%%

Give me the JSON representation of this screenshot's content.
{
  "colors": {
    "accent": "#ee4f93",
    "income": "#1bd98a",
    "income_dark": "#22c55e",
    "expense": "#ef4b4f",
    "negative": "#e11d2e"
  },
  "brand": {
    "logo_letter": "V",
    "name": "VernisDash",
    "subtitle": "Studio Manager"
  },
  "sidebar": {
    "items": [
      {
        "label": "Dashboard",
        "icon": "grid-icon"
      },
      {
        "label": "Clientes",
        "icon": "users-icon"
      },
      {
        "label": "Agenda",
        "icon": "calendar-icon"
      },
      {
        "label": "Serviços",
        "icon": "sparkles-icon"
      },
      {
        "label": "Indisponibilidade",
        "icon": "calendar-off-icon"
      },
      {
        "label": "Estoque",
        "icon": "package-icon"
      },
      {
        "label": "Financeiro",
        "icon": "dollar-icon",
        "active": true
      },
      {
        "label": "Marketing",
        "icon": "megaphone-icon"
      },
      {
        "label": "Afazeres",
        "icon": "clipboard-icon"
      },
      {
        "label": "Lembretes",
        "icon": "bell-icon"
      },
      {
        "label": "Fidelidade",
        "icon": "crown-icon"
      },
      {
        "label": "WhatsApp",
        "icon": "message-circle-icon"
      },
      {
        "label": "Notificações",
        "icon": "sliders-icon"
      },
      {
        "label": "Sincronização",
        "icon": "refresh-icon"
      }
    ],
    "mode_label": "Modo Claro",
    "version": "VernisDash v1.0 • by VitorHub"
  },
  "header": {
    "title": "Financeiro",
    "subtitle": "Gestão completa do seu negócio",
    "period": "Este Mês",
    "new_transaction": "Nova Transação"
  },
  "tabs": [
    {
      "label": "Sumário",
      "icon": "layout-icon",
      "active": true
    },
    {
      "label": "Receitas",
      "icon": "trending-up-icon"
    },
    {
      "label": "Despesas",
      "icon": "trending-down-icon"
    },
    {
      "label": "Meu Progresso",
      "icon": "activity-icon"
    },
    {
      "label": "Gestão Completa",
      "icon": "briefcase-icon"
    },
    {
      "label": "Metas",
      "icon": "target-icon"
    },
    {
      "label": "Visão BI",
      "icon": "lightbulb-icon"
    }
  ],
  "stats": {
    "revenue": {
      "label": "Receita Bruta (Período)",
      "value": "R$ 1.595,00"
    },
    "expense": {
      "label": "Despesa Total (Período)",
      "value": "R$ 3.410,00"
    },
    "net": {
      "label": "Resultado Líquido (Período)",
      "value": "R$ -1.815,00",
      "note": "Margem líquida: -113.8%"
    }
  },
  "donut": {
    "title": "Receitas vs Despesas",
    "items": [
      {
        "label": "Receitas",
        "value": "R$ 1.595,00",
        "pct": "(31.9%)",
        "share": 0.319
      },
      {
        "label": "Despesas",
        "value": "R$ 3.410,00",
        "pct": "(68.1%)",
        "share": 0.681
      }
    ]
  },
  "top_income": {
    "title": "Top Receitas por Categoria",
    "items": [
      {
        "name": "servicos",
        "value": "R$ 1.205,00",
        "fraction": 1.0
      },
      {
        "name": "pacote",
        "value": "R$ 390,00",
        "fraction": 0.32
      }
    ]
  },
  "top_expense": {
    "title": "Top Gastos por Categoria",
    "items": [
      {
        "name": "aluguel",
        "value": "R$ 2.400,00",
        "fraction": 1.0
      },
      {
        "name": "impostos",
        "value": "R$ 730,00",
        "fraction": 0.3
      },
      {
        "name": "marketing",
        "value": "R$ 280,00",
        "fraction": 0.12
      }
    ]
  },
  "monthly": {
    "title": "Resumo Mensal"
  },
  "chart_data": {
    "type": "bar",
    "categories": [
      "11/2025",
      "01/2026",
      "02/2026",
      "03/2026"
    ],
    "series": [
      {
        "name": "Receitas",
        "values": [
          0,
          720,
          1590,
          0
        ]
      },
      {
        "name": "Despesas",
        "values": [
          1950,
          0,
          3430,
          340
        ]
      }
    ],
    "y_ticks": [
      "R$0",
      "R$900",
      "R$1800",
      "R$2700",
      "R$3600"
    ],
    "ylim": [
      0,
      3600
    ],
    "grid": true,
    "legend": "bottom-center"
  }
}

%%

Problem to work on >> Transcribe every entry exactly, omitting nothing.

Exercise output >>
Give me the JSON representation of this screenshot's content.
{
  "colors": {
    "accent": "#ee4f93",
    "income": "#1bd98a",
    "income_dark": "#22c55e",
    "expense": "#ef4b4f",
    "negative": "#e11d2e"
  },
  "brand": {
    "logo_letter": "V",
    "name": "VernisDash",
    "subtitle": "Studio Manager"
  },
  "sidebar": {
    "items": [
      {
        "label": "Dashboard",
        "icon": "grid-icon"
      },
      {
        "label": "Clientes",
        "icon": "users-icon"
      },
      {
        "label": "Agenda",
        "icon": "calendar-icon"
      },
      {
        "label": "Serviços",
        "icon": "sparkles-icon"
      },
      {
        "label": "Indisponibilidade",
        "icon": "calendar-off-icon"
      },
      {
        "label": "Estoque",
        "icon": "package-icon"
      },
      {
        "label": "Financeiro",
        "icon": "dollar-icon",
        "active": true
      },
      {
        "label": "Marketing",
        "icon": "megaphone-icon"
      },
      {
        "label": "Afazeres",
        "icon": "clipboard-icon"
      },
      {
        "label": "Lembretes",
        "icon": "bell-icon"
      },
      {
        "label": "Fidelidade",
        "icon": "crown-icon"
      },
      {
        "label": "WhatsApp",
        "icon": "message-circle-icon"
      },
      {
        "label": "Notificações",
        "icon": "sliders-icon"
      },
      {
        "label": "Sincronização",
        "icon": "refresh-icon"
      }
    ],
    "mode_label": "Modo Claro",
    "version": "VernisDash v1.0 • by VitorHub"
  },
  "header": {
    "title": "Financeiro",
    "subtitle": "Gestão completa do seu negócio",
    "period": "Este Mês",
    "new_transaction": "Nova Transação"
  },
  "tabs": [
    {
      "label": "Sumário",
      "icon": "layout-icon",
      "active": true
    },
    {
      "label": "Receitas",
      "icon": "trending-up-icon"
    },
    {
      "label": "Despesas",
      "icon": "trending-down-icon"
    },
    {
      "label": "Meu Progresso",
      "icon": "activity-icon"
    },
    {
      "label": "Gestão Completa",
      "icon": "briefcase-icon"
    },
    {
      "label": "Metas",
      "icon": "target-icon"
    },
    {
      "label": "Visão BI",
      "icon": "lightbulb-icon"
    }
  ],
  "stats": {
    "revenue": {
      "label": "Receita Bruta (Período)",
      "value": "R$ 1.595,00"
    },
    "expense": {
      "label": "Despesa Total (Período)",
      "value": "R$ 3.410,00"
    },
    "net": {
      "label": "Resultado Líquido (Período)",
      "value": "R$ -1.815,00",
      "note": "Margem líquida: -113.8%"
    }
  },
  "donut": {
    "title": "Receitas vs Despesas",
    "items": [
      {
        "label": "Receitas",
        "value": "R$ 1.595,00",
        "pct": "(31.9%)",
        "share": 0.319
      },
      {
        "label": "Despesas",
        "value": "R$ 3.410,00",
        "pct": "(68.1%)",
        "share": 0.681
      }
    ]
  },
  "top_income": {
    "title": "Top Receitas por Categoria",
    "items": [
      {
        "name": "servicos",
        "value": "R$ 1.205,00",
        "fraction": 1.0
      },
      {
        "name": "pacote",
        "value": "R$ 390,00",
        "fraction": 0.32
      }
    ]
  },
  "top_expense": {
    "title": "Top Gastos por Categoria",
    "items": [
      {
        "name": "aluguel",
        "value": "R$ 2.400,00",
        "fraction": 1.0
      },
      {
        "name": "impostos",
        "value": "R$ 730,00",
        "fraction": 0.3
      },
      {
        "name": "marketing",
        "value": "R$ 280,00",
        "fraction": 0.12
      }
    ]
  },
  "monthly": {
    "title": "Resumo Mensal"
  },
  "chart_data": {
    "type": "bar",
    "categories": [
      "11/2025",
      "01/2026",
      "02/2026",
      "03/2026"
    ],
    "series": [
      {
        "name": "Receitas",
        "values": [
          0,
          720,
          1590,
          0
        ]
      },
      {
        "name": "Despesas",
        "values": [
          1950,
          0,
          3430,
          340
        ]
      }
    ],
    "y_ticks": [
      "R$0",
      "R$900",
      "R$1800",
      "R$2700",
      "R$3600"
    ],
    "ylim": [
      0,
      3600
    ],
    "grid": true,
    "legend": "bottom-center"
  }
}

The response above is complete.